### Extracted material

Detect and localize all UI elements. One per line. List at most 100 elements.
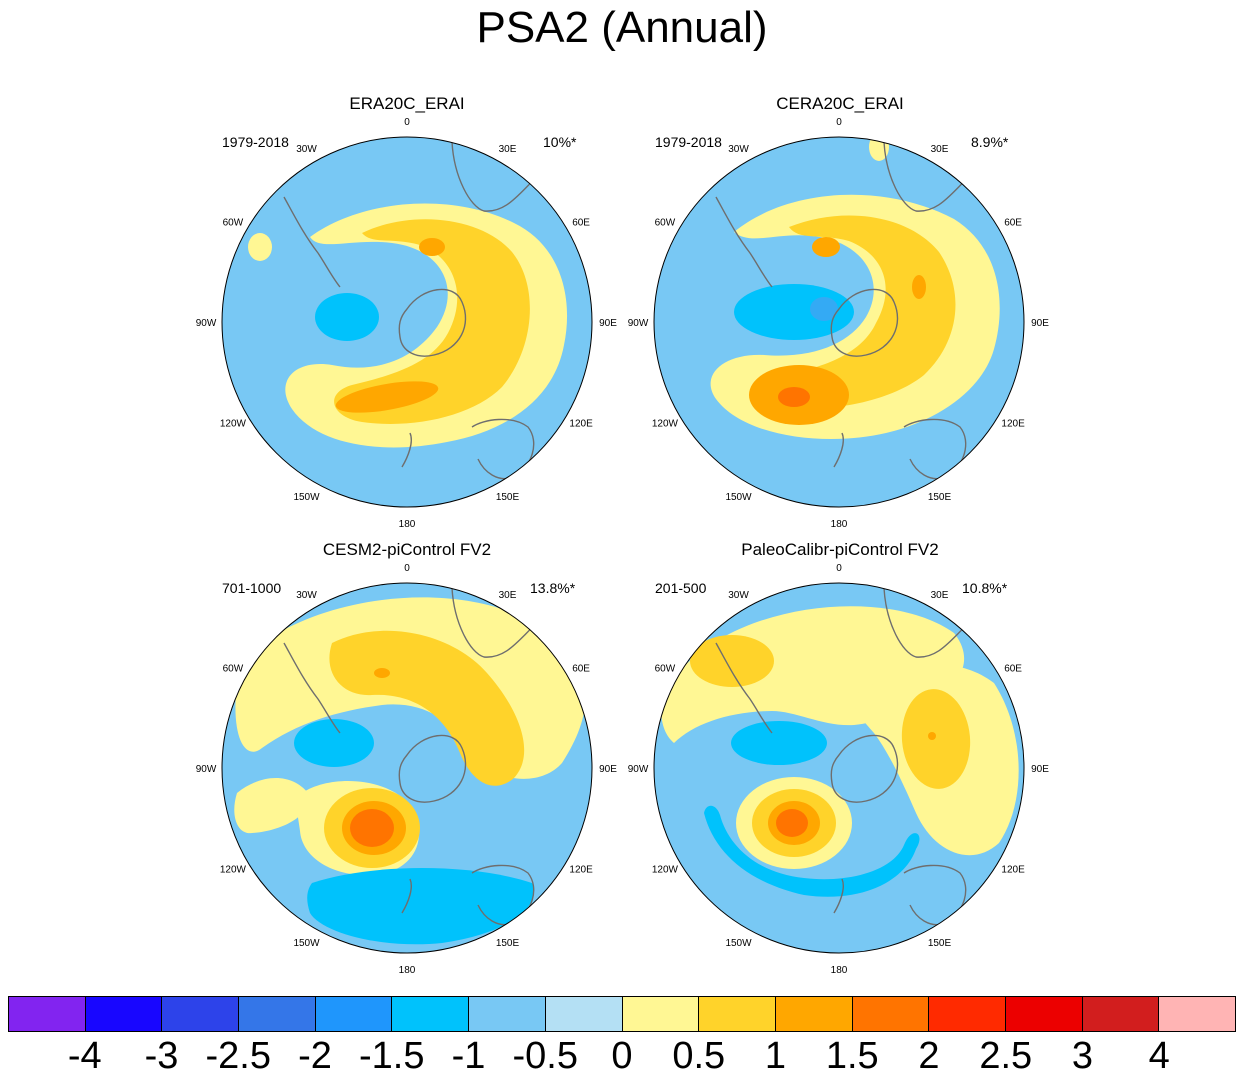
colorbar-swatch [699, 997, 776, 1031]
longitude-label: 150W [293, 938, 320, 949]
colorbar-swatch [852, 997, 930, 1031]
panel-title: PaleoCalibr-piControl FV2 [741, 540, 939, 559]
coastline [883, 587, 970, 658]
coastline [398, 288, 467, 357]
longitude-label: 120E [569, 419, 593, 430]
longitude-label: 150E [496, 492, 520, 503]
polar-map: 0 30E 60E 90E 120E 150E 180 150W 120W 90W 60W 30W [628, 563, 1050, 976]
coastline [451, 141, 538, 212]
longitude-label: 180 [399, 519, 416, 530]
longitude-label: 150W [293, 492, 320, 503]
coastline [398, 734, 467, 803]
panel-period: 201-500 [655, 580, 707, 596]
figure-title: PSA2 (Annual) [476, 3, 768, 52]
colorbar-tick-label: 0 [611, 1035, 633, 1077]
coastline [471, 418, 535, 480]
positive-anomaly-region [765, 215, 956, 409]
coastline [715, 196, 773, 288]
colorbar-tick-label: -2 [298, 1035, 332, 1077]
map-border [221, 582, 593, 954]
colorbar-tick-label: -1 [451, 1035, 486, 1077]
longitude-label: 60E [1004, 664, 1022, 675]
longitude-label: 90E [599, 318, 617, 329]
positive-anomaly-region [690, 635, 774, 687]
coastline [830, 734, 899, 803]
longitude-label: 90E [599, 764, 617, 775]
coastline [283, 196, 341, 288]
colorbar-swatch [1005, 997, 1083, 1031]
coastline [833, 432, 844, 468]
coastline [401, 432, 412, 468]
colorbar-swatch [929, 997, 1006, 1031]
colorbar-swatch [392, 997, 470, 1031]
longitude-label: 0 [404, 117, 410, 128]
colorbar-swatch [775, 997, 853, 1031]
longitude-label: 120W [220, 419, 247, 430]
longitude-label: 60W [655, 664, 676, 675]
longitude-label: 0 [836, 563, 842, 574]
longitude-label: 30W [728, 144, 749, 155]
colorbar-swatch [622, 997, 700, 1031]
colorbar-tick-label: 4 [1148, 1035, 1170, 1077]
panel-period: 1979-2018 [655, 134, 722, 150]
longitude-label: 60E [572, 218, 590, 229]
anomaly-maximum [335, 381, 439, 413]
colorbar-swatch [85, 997, 163, 1031]
negative-anomaly-region [315, 293, 379, 341]
colorbar-tick-label: -3 [144, 1035, 179, 1077]
longitude-label: 120W [220, 865, 247, 876]
longitude-label: 90E [1031, 318, 1049, 329]
anomaly-maximum [928, 732, 936, 740]
coastline [903, 418, 967, 480]
colorbar-tick-label: 3 [1071, 1035, 1094, 1077]
colorbar-swatch [162, 997, 240, 1031]
longitude-label: 120E [1001, 419, 1025, 430]
colorbar-swatch [469, 997, 546, 1031]
coastline [883, 141, 970, 212]
anomaly-maximum [912, 275, 926, 299]
longitude-label: 180 [831, 965, 848, 976]
colorbar-tick-label: 1.5 [825, 1035, 879, 1077]
longitude-label: 90W [628, 764, 649, 775]
coastline [401, 878, 412, 914]
longitude-label: 150W [725, 938, 752, 949]
anomaly-maximum [419, 238, 445, 256]
panel-title: CERA20C_ERAI [776, 94, 904, 113]
longitude-label: 0 [836, 117, 842, 128]
longitude-label: 90W [196, 318, 217, 329]
colorbar-tick-label: -2.5 [205, 1035, 271, 1077]
longitude-label: 60E [572, 664, 590, 675]
longitude-label: 30E [931, 590, 949, 601]
colorbar-swatch [239, 997, 316, 1031]
coastline [283, 642, 341, 734]
colorbar-tick-label: 0.5 [672, 1035, 726, 1077]
longitude-label: 120E [569, 865, 593, 876]
colorbar-swatch [1159, 997, 1235, 1031]
positive-anomaly-region [901, 689, 971, 789]
longitude-label: 30W [296, 590, 317, 601]
coastline [833, 878, 844, 914]
coastline [471, 864, 535, 926]
coastline [715, 642, 773, 734]
longitude-label: 90W [196, 764, 217, 775]
longitude-label: 60W [655, 218, 676, 229]
polar-map: 0 30E 60E 90E 120E 150E 180 150W 120W 90W 60W 30W [196, 117, 618, 530]
colorbar-tick-label: -0.5 [512, 1035, 578, 1077]
colorbar-swatch [9, 997, 86, 1031]
coastline [830, 288, 899, 357]
colorbar-tick-label: 1 [764, 1035, 787, 1077]
colorbar-tick-label: 2 [918, 1035, 940, 1077]
panel-variance: 13.8%* [530, 580, 576, 596]
map-border [653, 582, 1025, 954]
positive-anomaly-region [248, 233, 272, 261]
negative-anomaly-minimum [364, 900, 440, 918]
longitude-label: 60E [1004, 218, 1022, 229]
negative-anomaly-region [731, 721, 827, 765]
longitude-label: 150E [496, 938, 520, 949]
colorbar-swatch [315, 997, 393, 1031]
longitude-label: 120W [652, 419, 679, 430]
longitude-label: 30E [499, 590, 517, 601]
negative-anomaly-region [294, 719, 374, 767]
longitude-label: 90E [1031, 764, 1049, 775]
colorbar-swatch [545, 997, 623, 1031]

### Stated exercise
Render the records from the line containing "colorbar-swatch [699, 997, 776, 1031]" down through the line containing "map-border [221, 582, 593, 954]" as a JSON list of strings, one string per line and blank lines omitted.

### Complete response
[
  "colorbar-swatch [699, 997, 776, 1031]",
  "longitude-label: 150W [293, 938, 320, 949]",
  "colorbar-swatch [852, 997, 930, 1031]",
  "panel-title: PaleoCalibr-piControl FV2 [741, 540, 939, 559]",
  "coastline [883, 587, 970, 658]",
  "coastline [398, 288, 467, 357]",
  "longitude-label: 120E [569, 419, 593, 430]",
  "longitude-label: 150E [496, 492, 520, 503]",
  "polar-map: 0 30E 60E 90E 120E 150E 180 150W 120W 90W 60W 30W [628, 563, 1050, 976]",
  "coastline [451, 141, 538, 212]",
  "longitude-label: 180 [399, 519, 416, 530]",
  "longitude-label: 150W [293, 492, 320, 503]",
  "coastline [398, 734, 467, 803]",
  "panel-period: 201-500 [655, 580, 707, 596]",
  "figure-title: PSA2 (Annual) [476, 3, 768, 52]",
  "colorbar-tick-label: 0 [611, 1035, 633, 1077]",
  "coastline [471, 418, 535, 480]",
  "positive-anomaly-region [765, 215, 956, 409]",
  "coastline [715, 196, 773, 288]",
  "colorbar-tick-label: -2 [298, 1035, 332, 1077]",
  "map-border [221, 582, 593, 954]"
]